_Your assignment:_ Skip any image you find and restate the rest of the data word for word.

_Source material:_
# # # # #

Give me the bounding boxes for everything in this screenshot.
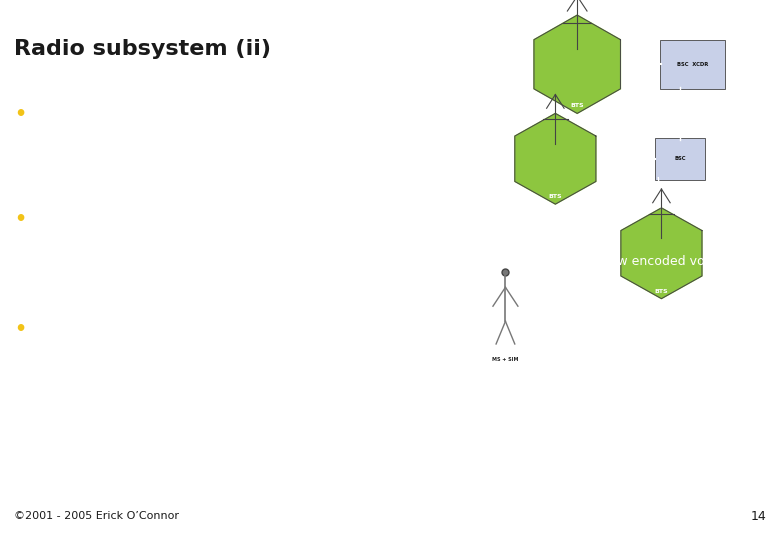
Text: BSC: BSC [675,156,686,161]
Text: •: • [14,210,27,229]
Text: –: – [43,235,49,248]
Text: ©2001 - 2005 Erick O’Connor: ©2001 - 2005 Erick O’Connor [14,511,179,521]
Text: But, typically located at BSC to save on transmission costs: But, typically located at BSC to save on… [64,235,432,248]
Text: Interfaces: Interfaces [37,320,122,335]
Text: BTS: BTS [654,288,668,294]
Text: Assists in handover between cells and between BTS: Assists in handover between cells and be… [64,150,390,163]
Text: Radio subsystem (ii): Radio subsystem (ii) [14,39,271,59]
Text: –: – [43,365,49,378]
Polygon shape [515,113,596,204]
Text: –: – [43,130,49,143]
Text: "A" – BSC to MSC interface carrying voice, BSC signalling and Radio: "A" – BSC to MSC interface carrying voic… [64,365,488,378]
Text: BTS: BTS [548,194,562,199]
Text: XCDR provides 13 kbps Coding / Decoding between GSM Codec & standard 64 kbps A-l: XCDR provides 13 kbps Coding / Decoding … [64,255,723,268]
Text: Basestation Controller (BSC) controls a number of BTS: Basestation Controller (BSC) controls a … [37,105,489,120]
Text: –: – [43,405,49,418]
Text: –: – [43,255,49,268]
FancyBboxPatch shape [655,138,705,179]
Text: Manages the Radio Resource, allocating channels on the air interface: Manages the Radio Resource, allocating c… [64,170,500,183]
Text: –: – [43,150,49,163]
Text: BTS can be connected in "Star" or "Daisy-chain" arrangement to BSC (max. 15): BTS can be connected in "Star" or "Daisy… [64,405,563,418]
Polygon shape [621,208,702,299]
Text: "Abis" – BTS to BSC interface (never fully standardised so vendor-specific varia: "Abis" – BTS to BSC interface (never ful… [64,345,618,358]
Text: •: • [14,105,27,124]
Text: •: • [14,320,27,339]
Text: MS + SIM: MS + SIM [492,356,519,362]
Text: 14: 14 [750,510,766,523]
Text: Transcoding (XCDR) function is logically associated with BTS: Transcoding (XCDR) function is logically… [37,210,538,225]
Polygon shape [534,15,620,113]
Text: –: – [43,385,49,398]
Text: BTS: BTS [570,103,584,109]
Text: –: – [43,170,49,183]
Text: –: – [43,345,49,358]
Text: Traffic Channels are mapped one-to-one between BTS and Transcoder: Traffic Channels are mapped one-to-one b… [64,385,503,398]
Text: encoded voice: encoded voice [64,273,172,286]
FancyBboxPatch shape [660,40,725,89]
Text: Acts as a small switch: Acts as a small switch [64,130,202,143]
Text: BSC  XCDR: BSC XCDR [677,62,708,67]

# # # # #

_Answer space:_
Give me the bounding boxes for everything in this screenshot.
Text: BSC: BSC [675,156,686,161]
Text: •: • [14,210,27,229]
Text: –: – [43,235,49,248]
Text: ©2001 - 2005 Erick O’Connor: ©2001 - 2005 Erick O’Connor [14,511,179,521]
Text: But, typically located at BSC to save on transmission costs: But, typically located at BSC to save on… [64,235,432,248]
Text: Interfaces: Interfaces [37,320,122,335]
Text: BTS: BTS [654,288,668,294]
Text: Assists in handover between cells and between BTS: Assists in handover between cells and be… [64,150,390,163]
Text: Radio subsystem (ii): Radio subsystem (ii) [14,39,271,59]
Text: –: – [43,365,49,378]
Polygon shape [515,113,596,204]
Text: –: – [43,130,49,143]
Text: "A" – BSC to MSC interface carrying voice, BSC signalling and Radio: "A" – BSC to MSC interface carrying voic… [64,365,488,378]
Text: BTS: BTS [548,194,562,199]
Text: XCDR provides 13 kbps Coding / Decoding between GSM Codec & standard 64 kbps A-l: XCDR provides 13 kbps Coding / Decoding … [64,255,723,268]
Text: Basestation Controller (BSC) controls a number of BTS: Basestation Controller (BSC) controls a … [37,105,489,120]
Text: –: – [43,405,49,418]
Text: –: – [43,255,49,268]
FancyBboxPatch shape [655,138,705,179]
Text: Manages the Radio Resource, allocating channels on the air interface: Manages the Radio Resource, allocating c… [64,170,500,183]
Text: –: – [43,150,49,163]
Text: BTS can be connected in "Star" or "Daisy-chain" arrangement to BSC (max. 15): BTS can be connected in "Star" or "Daisy… [64,405,563,418]
Polygon shape [621,208,702,299]
Text: "Abis" – BTS to BSC interface (never fully standardised so vendor-specific varia: "Abis" – BTS to BSC interface (never ful… [64,345,618,358]
Text: •: • [14,105,27,124]
Text: •: • [14,320,27,339]
Text: MS + SIM: MS + SIM [492,356,519,362]
Text: 14: 14 [750,510,766,523]
Text: Transcoding (XCDR) function is logically associated with BTS: Transcoding (XCDR) function is logically… [37,210,538,225]
Polygon shape [534,15,620,113]
Text: –: – [43,385,49,398]
Text: BTS: BTS [570,103,584,109]
Text: –: – [43,170,49,183]
Text: –: – [43,345,49,358]
Text: Traffic Channels are mapped one-to-one between BTS and Transcoder: Traffic Channels are mapped one-to-one b… [64,385,503,398]
Text: encoded voice: encoded voice [64,273,172,286]
FancyBboxPatch shape [660,40,725,89]
Text: Acts as a small switch: Acts as a small switch [64,130,202,143]
Text: BSC  XCDR: BSC XCDR [677,62,708,67]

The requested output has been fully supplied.